— Prompt —
Gather all lines in the records below that include the word "text".

— Dataset excerpts —
*****
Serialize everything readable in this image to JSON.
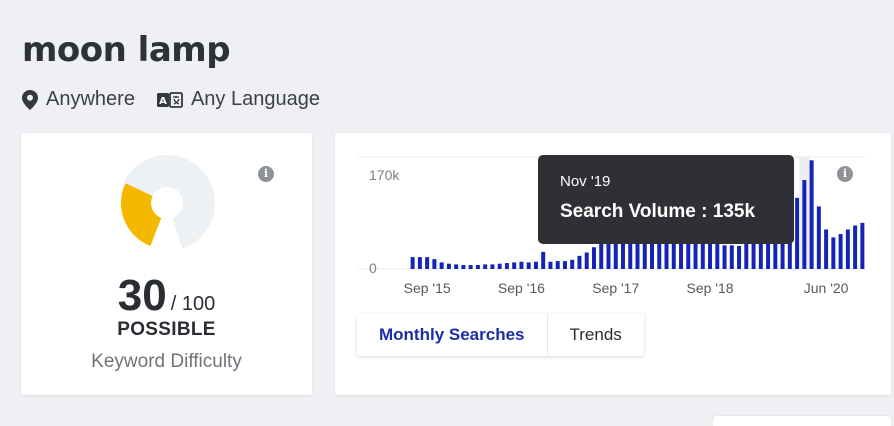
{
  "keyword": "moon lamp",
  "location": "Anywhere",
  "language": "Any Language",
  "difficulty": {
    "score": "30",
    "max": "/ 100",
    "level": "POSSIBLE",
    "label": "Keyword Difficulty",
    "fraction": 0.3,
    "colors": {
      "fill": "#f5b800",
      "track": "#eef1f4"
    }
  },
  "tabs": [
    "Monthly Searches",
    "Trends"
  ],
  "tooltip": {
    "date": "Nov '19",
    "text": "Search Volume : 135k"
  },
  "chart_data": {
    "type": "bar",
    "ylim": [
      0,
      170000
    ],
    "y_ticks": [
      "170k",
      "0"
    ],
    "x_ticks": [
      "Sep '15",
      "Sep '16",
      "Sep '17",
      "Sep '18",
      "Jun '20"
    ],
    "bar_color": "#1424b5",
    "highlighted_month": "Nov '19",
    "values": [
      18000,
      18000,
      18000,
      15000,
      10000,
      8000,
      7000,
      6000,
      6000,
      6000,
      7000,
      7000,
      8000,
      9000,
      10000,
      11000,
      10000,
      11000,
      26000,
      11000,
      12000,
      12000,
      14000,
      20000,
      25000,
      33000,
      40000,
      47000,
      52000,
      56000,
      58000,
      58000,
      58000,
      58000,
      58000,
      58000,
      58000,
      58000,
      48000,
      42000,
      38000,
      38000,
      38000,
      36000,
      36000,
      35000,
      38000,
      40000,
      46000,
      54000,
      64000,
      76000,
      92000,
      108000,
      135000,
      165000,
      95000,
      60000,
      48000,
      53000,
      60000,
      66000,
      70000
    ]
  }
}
*****
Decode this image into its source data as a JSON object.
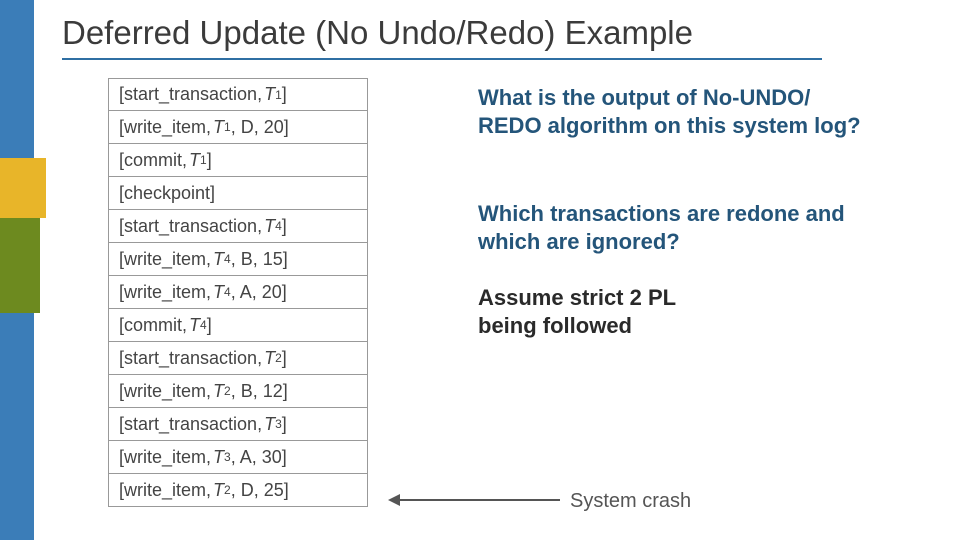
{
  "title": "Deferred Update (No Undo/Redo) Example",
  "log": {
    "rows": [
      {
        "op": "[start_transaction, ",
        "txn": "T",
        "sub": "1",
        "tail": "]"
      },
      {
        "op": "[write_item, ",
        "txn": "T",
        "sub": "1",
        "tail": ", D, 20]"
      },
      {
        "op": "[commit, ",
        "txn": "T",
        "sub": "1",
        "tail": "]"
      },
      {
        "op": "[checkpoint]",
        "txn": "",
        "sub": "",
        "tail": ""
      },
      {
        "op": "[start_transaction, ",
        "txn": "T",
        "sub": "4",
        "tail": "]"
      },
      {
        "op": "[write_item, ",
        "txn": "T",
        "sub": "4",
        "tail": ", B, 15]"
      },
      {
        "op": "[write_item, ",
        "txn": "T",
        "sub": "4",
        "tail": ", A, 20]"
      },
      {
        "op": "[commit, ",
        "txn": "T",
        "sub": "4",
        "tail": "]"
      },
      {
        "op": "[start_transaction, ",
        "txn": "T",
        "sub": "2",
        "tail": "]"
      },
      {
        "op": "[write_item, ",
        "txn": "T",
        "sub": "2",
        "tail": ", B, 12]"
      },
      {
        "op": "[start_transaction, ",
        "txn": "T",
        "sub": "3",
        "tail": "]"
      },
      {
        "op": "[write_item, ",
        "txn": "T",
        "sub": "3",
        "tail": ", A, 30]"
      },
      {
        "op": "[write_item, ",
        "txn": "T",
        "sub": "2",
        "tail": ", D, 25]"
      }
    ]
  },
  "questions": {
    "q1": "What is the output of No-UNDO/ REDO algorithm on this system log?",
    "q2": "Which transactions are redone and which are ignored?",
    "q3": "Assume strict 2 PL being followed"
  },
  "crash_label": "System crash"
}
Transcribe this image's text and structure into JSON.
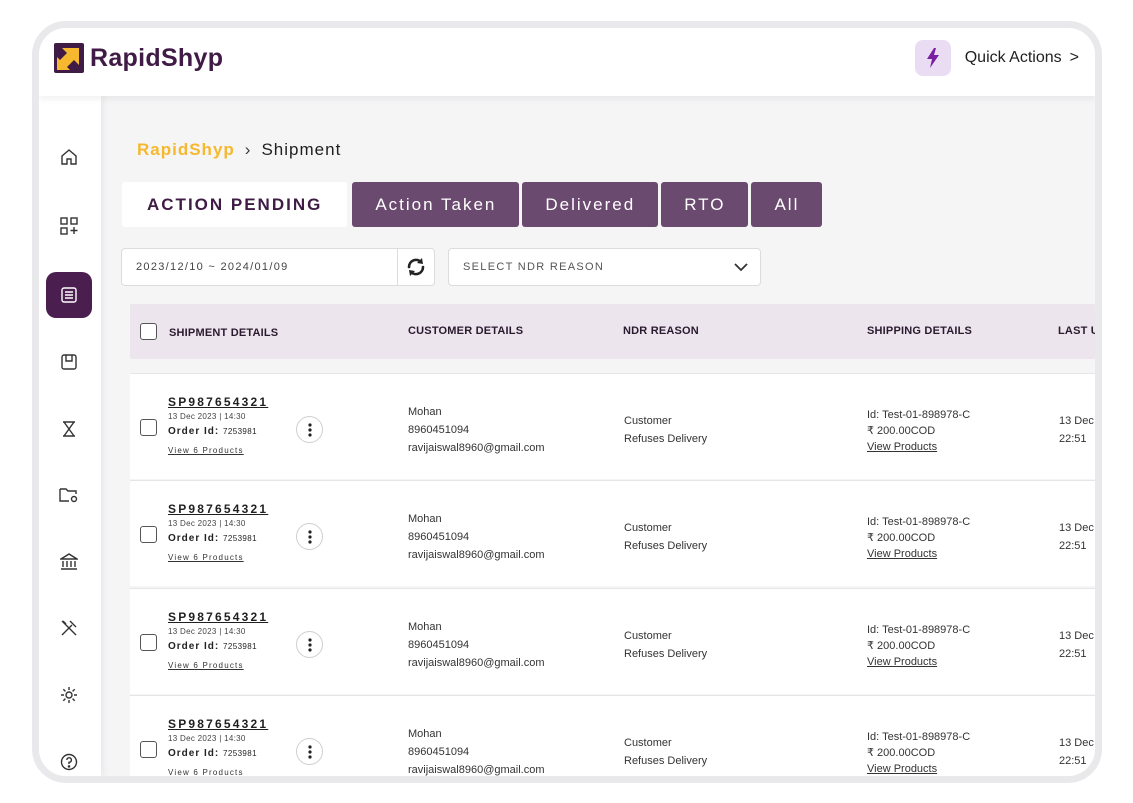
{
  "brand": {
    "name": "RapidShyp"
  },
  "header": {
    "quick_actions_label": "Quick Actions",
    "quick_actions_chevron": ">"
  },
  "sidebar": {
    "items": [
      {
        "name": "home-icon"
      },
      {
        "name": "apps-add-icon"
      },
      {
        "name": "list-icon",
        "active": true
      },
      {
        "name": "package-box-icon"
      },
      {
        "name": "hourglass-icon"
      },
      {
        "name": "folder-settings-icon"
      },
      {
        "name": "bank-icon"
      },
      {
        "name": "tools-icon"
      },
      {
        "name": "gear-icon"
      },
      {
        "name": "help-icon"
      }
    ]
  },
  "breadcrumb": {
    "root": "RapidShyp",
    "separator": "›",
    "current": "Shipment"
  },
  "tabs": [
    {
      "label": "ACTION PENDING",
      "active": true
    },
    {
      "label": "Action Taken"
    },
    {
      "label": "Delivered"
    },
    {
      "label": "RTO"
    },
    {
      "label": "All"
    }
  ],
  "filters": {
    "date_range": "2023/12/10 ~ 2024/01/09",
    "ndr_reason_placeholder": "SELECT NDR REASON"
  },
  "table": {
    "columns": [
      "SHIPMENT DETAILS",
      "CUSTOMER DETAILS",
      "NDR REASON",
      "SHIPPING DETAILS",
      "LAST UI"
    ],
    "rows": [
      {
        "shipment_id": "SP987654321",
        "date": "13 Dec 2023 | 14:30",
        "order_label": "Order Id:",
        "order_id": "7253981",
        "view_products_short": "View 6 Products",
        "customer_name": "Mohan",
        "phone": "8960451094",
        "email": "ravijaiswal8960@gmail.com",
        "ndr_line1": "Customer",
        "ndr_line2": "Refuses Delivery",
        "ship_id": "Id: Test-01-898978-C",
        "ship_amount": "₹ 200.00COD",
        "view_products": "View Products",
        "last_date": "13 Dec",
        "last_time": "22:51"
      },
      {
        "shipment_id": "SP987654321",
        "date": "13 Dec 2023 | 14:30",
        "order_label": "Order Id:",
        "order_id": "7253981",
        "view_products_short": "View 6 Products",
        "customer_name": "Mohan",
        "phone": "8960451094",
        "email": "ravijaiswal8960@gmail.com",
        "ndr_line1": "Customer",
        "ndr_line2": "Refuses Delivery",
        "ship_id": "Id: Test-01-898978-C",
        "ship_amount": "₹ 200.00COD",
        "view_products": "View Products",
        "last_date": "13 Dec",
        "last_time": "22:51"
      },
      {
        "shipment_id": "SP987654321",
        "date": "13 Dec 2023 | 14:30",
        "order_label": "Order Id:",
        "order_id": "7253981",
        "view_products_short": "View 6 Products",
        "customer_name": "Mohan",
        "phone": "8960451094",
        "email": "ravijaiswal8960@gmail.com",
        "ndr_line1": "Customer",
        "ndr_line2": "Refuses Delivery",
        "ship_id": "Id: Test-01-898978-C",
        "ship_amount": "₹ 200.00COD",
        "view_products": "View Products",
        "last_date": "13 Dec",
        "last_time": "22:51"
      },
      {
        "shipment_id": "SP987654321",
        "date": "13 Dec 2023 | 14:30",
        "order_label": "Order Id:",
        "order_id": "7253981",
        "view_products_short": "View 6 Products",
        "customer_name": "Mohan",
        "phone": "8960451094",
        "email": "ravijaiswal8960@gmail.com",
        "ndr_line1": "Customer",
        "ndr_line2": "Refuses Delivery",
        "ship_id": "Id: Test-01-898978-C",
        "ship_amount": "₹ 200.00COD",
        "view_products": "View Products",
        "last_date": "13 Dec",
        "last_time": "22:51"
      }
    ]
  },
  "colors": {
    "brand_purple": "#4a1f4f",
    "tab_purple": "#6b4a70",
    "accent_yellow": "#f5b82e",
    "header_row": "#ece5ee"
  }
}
*****
— Full response —
    "text": "Search Volume : 135k"
Transcribe this image's text and structure into JSON.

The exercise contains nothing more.